Report, word for word, every line of the material that contains "bottom".

** START Dataset records **

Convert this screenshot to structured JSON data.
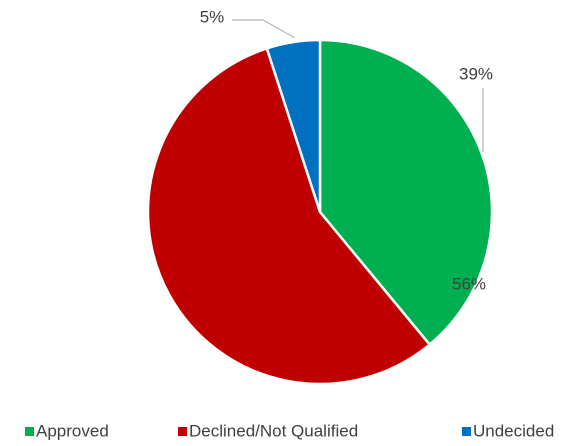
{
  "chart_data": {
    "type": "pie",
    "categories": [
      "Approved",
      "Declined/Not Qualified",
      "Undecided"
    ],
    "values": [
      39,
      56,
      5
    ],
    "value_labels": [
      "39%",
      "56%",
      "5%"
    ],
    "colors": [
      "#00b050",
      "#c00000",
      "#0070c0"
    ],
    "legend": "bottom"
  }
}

** END Dataset records **
** START Dataset records **

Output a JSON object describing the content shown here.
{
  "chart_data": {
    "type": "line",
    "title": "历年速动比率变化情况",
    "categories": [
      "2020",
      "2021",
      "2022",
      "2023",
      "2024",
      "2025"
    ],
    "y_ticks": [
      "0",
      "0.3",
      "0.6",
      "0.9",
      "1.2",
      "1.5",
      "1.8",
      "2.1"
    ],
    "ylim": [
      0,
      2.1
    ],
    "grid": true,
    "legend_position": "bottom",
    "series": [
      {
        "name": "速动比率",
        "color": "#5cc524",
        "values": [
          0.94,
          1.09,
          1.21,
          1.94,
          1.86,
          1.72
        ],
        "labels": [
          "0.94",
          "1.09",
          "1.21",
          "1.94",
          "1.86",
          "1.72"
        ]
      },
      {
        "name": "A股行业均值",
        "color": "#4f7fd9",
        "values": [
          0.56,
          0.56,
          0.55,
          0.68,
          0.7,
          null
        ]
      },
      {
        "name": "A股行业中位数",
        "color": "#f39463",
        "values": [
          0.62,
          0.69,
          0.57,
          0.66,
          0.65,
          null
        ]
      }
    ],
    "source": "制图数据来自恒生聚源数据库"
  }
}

** END Dataset records **

-- Worked solution --
    "legend": "bottom"
    "legend_position": "bottom",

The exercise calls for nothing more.